(Element data from apps and pages)
━━━━━━━━━━

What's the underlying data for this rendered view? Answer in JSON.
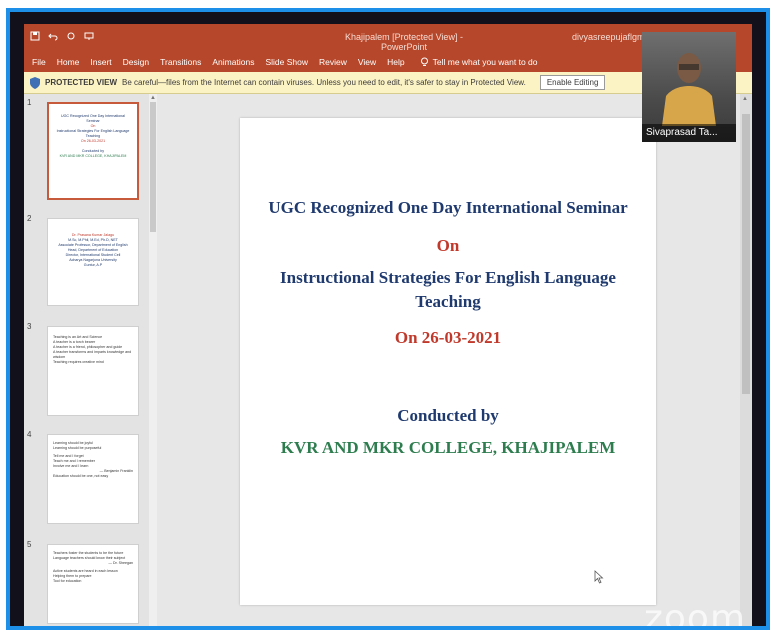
{
  "window": {
    "title": "Khajipalem [Protected View] - PowerPoint",
    "user": "divyasreepujaflgm",
    "accent": "#b7472a"
  },
  "menu": [
    "File",
    "Home",
    "Insert",
    "Design",
    "Transitions",
    "Animations",
    "Slide Show",
    "Review",
    "View",
    "Help"
  ],
  "tell_me": "Tell me what you want to do",
  "protected": {
    "label": "PROTECTED VIEW",
    "message": "Be careful—files from the Internet can contain viruses. Unless you need to edit, it's safer to stay in Protected View.",
    "button": "Enable Editing",
    "icon": "shield-icon"
  },
  "thumbnails": [
    {
      "num": "1",
      "lines": [
        "UGC Recognized One Day International Seminar",
        "On",
        "Instructional Strategies For English Language",
        "Teaching",
        "On 26-03-2021",
        "Conducted by",
        "KVR AND MKR COLLEGE, KHAJIPALEM"
      ]
    },
    {
      "num": "2",
      "lines": [
        "Dr. Prasana Kumar Jalagu",
        "M.Sc, M.Phil, M.Ed, Ph.D, NET",
        "Associate Professor, Department of English",
        "Head, Department of Education",
        "Director, International Student Cell",
        "Acharya Nagarjuna University",
        "Guntur, A.P"
      ]
    },
    {
      "num": "3",
      "lines": [
        "Teaching is an Art and Science",
        "A teacher is a torch bearer",
        "A teacher is a friend, philosopher and guide",
        "A teacher transforms and imparts knowledge and wisdom",
        "Teaching requires creative mind"
      ]
    },
    {
      "num": "4",
      "lines": [
        "Learning should be joyful",
        "Learning should be purposeful",
        "Tell me and I forget",
        "Teach me and I remember",
        "Involve me and I learn",
        "— Benjamin Franklin",
        "Education should be one, not easy"
      ]
    },
    {
      "num": "5",
      "lines": [
        "Teachers foster the students to be the future",
        "Language teachers should know their subject",
        "— Dr. Sheegan",
        "Active students are heard in each lesson",
        "Helping them to prepare",
        "Tool for education"
      ]
    }
  ],
  "slide": {
    "line1": "UGC Recognized One Day International Seminar",
    "line2": "On",
    "line3": "Instructional Strategies For English Language",
    "line4": "Teaching",
    "line5": "On 26-03-2021",
    "line6": "Conducted by",
    "line7": "KVR AND MKR COLLEGE, KHAJIPALEM"
  },
  "participant": {
    "name": "Sivaprasad Ta..."
  },
  "watermark": "zoom"
}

━━━━━━━━━━

> TASK ITEM: For this exercise, transcribe the data exactly but without its pictures.

> ANSWER TO THIS TASK:
What's the underlying data for this rendered view? Answer in JSON.
{
  "window": {
    "title": "Khajipalem [Protected View] - PowerPoint",
    "user": "divyasreepujaflgm",
    "accent": "#b7472a"
  },
  "menu": [
    "File",
    "Home",
    "Insert",
    "Design",
    "Transitions",
    "Animations",
    "Slide Show",
    "Review",
    "View",
    "Help"
  ],
  "tell_me": "Tell me what you want to do",
  "protected": {
    "label": "PROTECTED VIEW",
    "message": "Be careful—files from the Internet can contain viruses. Unless you need to edit, it's safer to stay in Protected View.",
    "button": "Enable Editing",
    "icon": "shield-icon"
  },
  "thumbnails": [
    {
      "num": "1",
      "lines": [
        "UGC Recognized One Day International Seminar",
        "On",
        "Instructional Strategies For English Language",
        "Teaching",
        "On 26-03-2021",
        "Conducted by",
        "KVR AND MKR COLLEGE, KHAJIPALEM"
      ]
    },
    {
      "num": "2",
      "lines": [
        "Dr. Prasana Kumar Jalagu",
        "M.Sc, M.Phil, M.Ed, Ph.D, NET",
        "Associate Professor, Department of English",
        "Head, Department of Education",
        "Director, International Student Cell",
        "Acharya Nagarjuna University",
        "Guntur, A.P"
      ]
    },
    {
      "num": "3",
      "lines": [
        "Teaching is an Art and Science",
        "A teacher is a torch bearer",
        "A teacher is a friend, philosopher and guide",
        "A teacher transforms and imparts knowledge and wisdom",
        "Teaching requires creative mind"
      ]
    },
    {
      "num": "4",
      "lines": [
        "Learning should be joyful",
        "Learning should be purposeful",
        "Tell me and I forget",
        "Teach me and I remember",
        "Involve me and I learn",
        "— Benjamin Franklin",
        "Education should be one, not easy"
      ]
    },
    {
      "num": "5",
      "lines": [
        "Teachers foster the students to be the future",
        "Language teachers should know their subject",
        "— Dr. Sheegan",
        "Active students are heard in each lesson",
        "Helping them to prepare",
        "Tool for education"
      ]
    }
  ],
  "slide": {
    "line1": "UGC Recognized One Day International Seminar",
    "line2": "On",
    "line3": "Instructional Strategies For English Language",
    "line4": "Teaching",
    "line5": "On 26-03-2021",
    "line6": "Conducted by",
    "line7": "KVR AND MKR COLLEGE, KHAJIPALEM"
  },
  "participant": {
    "name": "Sivaprasad Ta..."
  },
  "watermark": "zoom"
}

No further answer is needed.